→ WHAT IS REQUIRED: Where a line of the material contains the string "フランジ", copy that line.

→ DATA FOR THIS EXERCISE:

···

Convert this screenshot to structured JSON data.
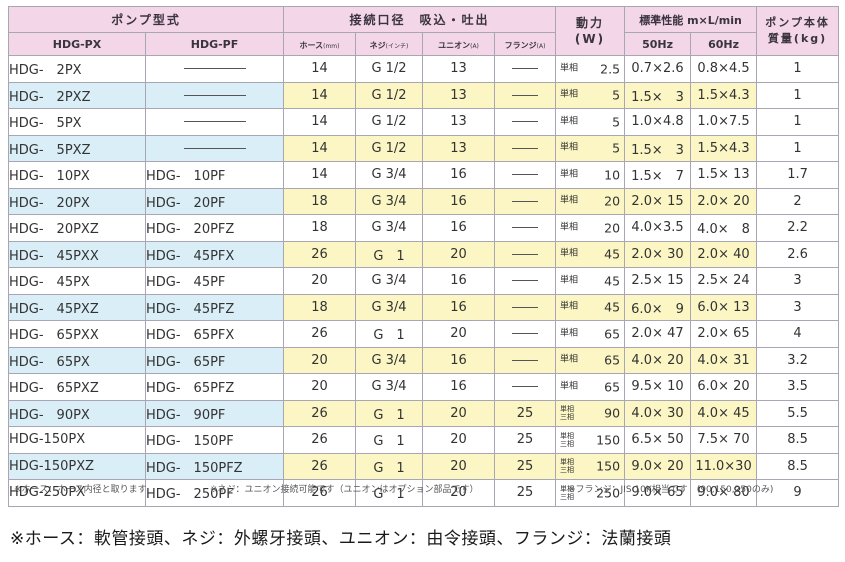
{
  "header": {
    "model_group": "ポンプ型式",
    "connection_group": "接続口径　吸込・吐出",
    "power": "動力",
    "power_unit": "(W)",
    "performance_group": "標準性能 m×L/min",
    "weight_line1": "ポンプ本体",
    "weight_line2": "質量(kg)",
    "col_px": "HDG-PX",
    "col_pf": "HDG-PF",
    "col_hose": "ホース",
    "col_hose_unit": "(mm)",
    "col_screw": "ネジ",
    "col_screw_unit": "(インチ)",
    "col_union": "ユニオン",
    "col_union_unit": "(A)",
    "col_flange": "フランジ",
    "col_flange_unit": "(A)",
    "col_50hz": "50Hz",
    "col_60hz": "60Hz"
  },
  "rows": [
    {
      "px": "HDG-　2PX",
      "pf": "",
      "hose": "14",
      "screw": "G 1/2",
      "union": "13",
      "flange": "",
      "phase": "単相",
      "power": "2.5",
      "hz50": "0.7×2.6",
      "hz60": "0.8×4.5",
      "weight": "1",
      "tone": "white"
    },
    {
      "px": "HDG-　2PXZ",
      "pf": "",
      "hose": "14",
      "screw": "G 1/2",
      "union": "13",
      "flange": "",
      "phase": "単相",
      "power": "5",
      "hz50": "1.5×　3",
      "hz60": "1.5×4.3",
      "weight": "1",
      "tone": "blue"
    },
    {
      "px": "HDG-　5PX",
      "pf": "",
      "hose": "14",
      "screw": "G 1/2",
      "union": "13",
      "flange": "",
      "phase": "単相",
      "power": "5",
      "hz50": "1.0×4.8",
      "hz60": "1.0×7.5",
      "weight": "1",
      "tone": "white"
    },
    {
      "px": "HDG-　5PXZ",
      "pf": "",
      "hose": "14",
      "screw": "G 1/2",
      "union": "13",
      "flange": "",
      "phase": "単相",
      "power": "5",
      "hz50": "1.5×　3",
      "hz60": "1.5×4.3",
      "weight": "1",
      "tone": "blue"
    },
    {
      "px": "HDG-　10PX",
      "pf": "HDG-　10PF",
      "hose": "14",
      "screw": "G 3/4",
      "union": "16",
      "flange": "",
      "phase": "単相",
      "power": "10",
      "hz50": "1.5×　7",
      "hz60": "1.5× 13",
      "weight": "1.7",
      "tone": "white"
    },
    {
      "px": "HDG-　20PX",
      "pf": "HDG-　20PF",
      "hose": "18",
      "screw": "G 3/4",
      "union": "16",
      "flange": "",
      "phase": "単相",
      "power": "20",
      "hz50": "2.0× 15",
      "hz60": "2.0× 20",
      "weight": "2",
      "tone": "blue"
    },
    {
      "px": "HDG-　20PXZ",
      "pf": "HDG-　20PFZ",
      "hose": "18",
      "screw": "G 3/4",
      "union": "16",
      "flange": "",
      "phase": "単相",
      "power": "20",
      "hz50": "4.0×3.5",
      "hz60": "4.0×　8",
      "weight": "2.2",
      "tone": "white"
    },
    {
      "px": "HDG-　45PXX",
      "pf": "HDG-　45PFX",
      "hose": "26",
      "screw": "G　1",
      "union": "20",
      "flange": "",
      "phase": "単相",
      "power": "45",
      "hz50": "2.0× 30",
      "hz60": "2.0× 40",
      "weight": "2.6",
      "tone": "blue"
    },
    {
      "px": "HDG-　45PX",
      "pf": "HDG-　45PF",
      "hose": "20",
      "screw": "G 3/4",
      "union": "16",
      "flange": "",
      "phase": "単相",
      "power": "45",
      "hz50": "2.5× 15",
      "hz60": "2.5× 24",
      "weight": "3",
      "tone": "white"
    },
    {
      "px": "HDG-　45PXZ",
      "pf": "HDG-　45PFZ",
      "hose": "18",
      "screw": "G 3/4",
      "union": "16",
      "flange": "",
      "phase": "単相",
      "power": "45",
      "hz50": "6.0×　9",
      "hz60": "6.0× 13",
      "weight": "3",
      "tone": "blue"
    },
    {
      "px": "HDG-　65PXX",
      "pf": "HDG-　65PFX",
      "hose": "26",
      "screw": "G　1",
      "union": "20",
      "flange": "",
      "phase": "単相",
      "power": "65",
      "hz50": "2.0× 47",
      "hz60": "2.0× 65",
      "weight": "4",
      "tone": "white"
    },
    {
      "px": "HDG-　65PX",
      "pf": "HDG-　65PF",
      "hose": "20",
      "screw": "G 3/4",
      "union": "16",
      "flange": "",
      "phase": "単相",
      "power": "65",
      "hz50": "4.0× 20",
      "hz60": "4.0× 31",
      "weight": "3.2",
      "tone": "blue"
    },
    {
      "px": "HDG-　65PXZ",
      "pf": "HDG-　65PFZ",
      "hose": "20",
      "screw": "G 3/4",
      "union": "16",
      "flange": "",
      "phase": "単相",
      "power": "65",
      "hz50": "9.5× 10",
      "hz60": "6.0× 20",
      "weight": "3.5",
      "tone": "white"
    },
    {
      "px": "HDG-　90PX",
      "pf": "HDG-　90PF",
      "hose": "26",
      "screw": "G　1",
      "union": "20",
      "flange": "25",
      "phase": "単相/三相",
      "power": "90",
      "hz50": "4.0× 30",
      "hz60": "4.0× 45",
      "weight": "5.5",
      "tone": "blue"
    },
    {
      "px": "HDG-150PX",
      "pf": "HDG-　150PF",
      "hose": "26",
      "screw": "G　1",
      "union": "20",
      "flange": "25",
      "phase": "単相/三相",
      "power": "150",
      "hz50": "6.5× 50",
      "hz60": "7.5× 70",
      "weight": "8.5",
      "tone": "white"
    },
    {
      "px": "HDG-150PXZ",
      "pf": "HDG-　150PFZ",
      "hose": "26",
      "screw": "G　1",
      "union": "20",
      "flange": "25",
      "phase": "単相/三相",
      "power": "150",
      "hz50": "9.0× 20",
      "hz60": "11.0×30",
      "weight": "8.5",
      "tone": "blue"
    },
    {
      "px": "HDG-250PX",
      "pf": "HDG-　250PF",
      "hose": "26",
      "screw": "G　1",
      "union": "20",
      "flange": "25",
      "phase": "単相/三相",
      "power": "250",
      "hz50": "9.0× 65",
      "hz60": "9.0× 80",
      "weight": "9",
      "tone": "white"
    }
  ],
  "notes": {
    "hose": "※ホース：ホース内径と取ります",
    "screw": "※ネジ：ユニオン接続可能です（ユニオンはオプション部品です）",
    "flange": "※フランジ：JIS 10K相当です　(90,150,250のみ)"
  },
  "footer": "※ホース：軟管接頭、ネジ：外螺牙接頭、ユニオン：由令接頭、フランジ：法蘭接頭",
  "colors": {
    "header_pink": "#f3d6e8",
    "row_blue": "#d9eef6",
    "cell_yellow": "#fbf6c4"
  }
}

···

→ SOLUTION TO THIS PROBLEM:
    "col_flange": "フランジ",
    "flange": "※フランジ：JIS 10K相当です　(90,150,250のみ)"
  "footer": "※ホース：軟管接頭、ネジ：外螺牙接頭、ユニオン：由令接頭、フランジ：法蘭接頭",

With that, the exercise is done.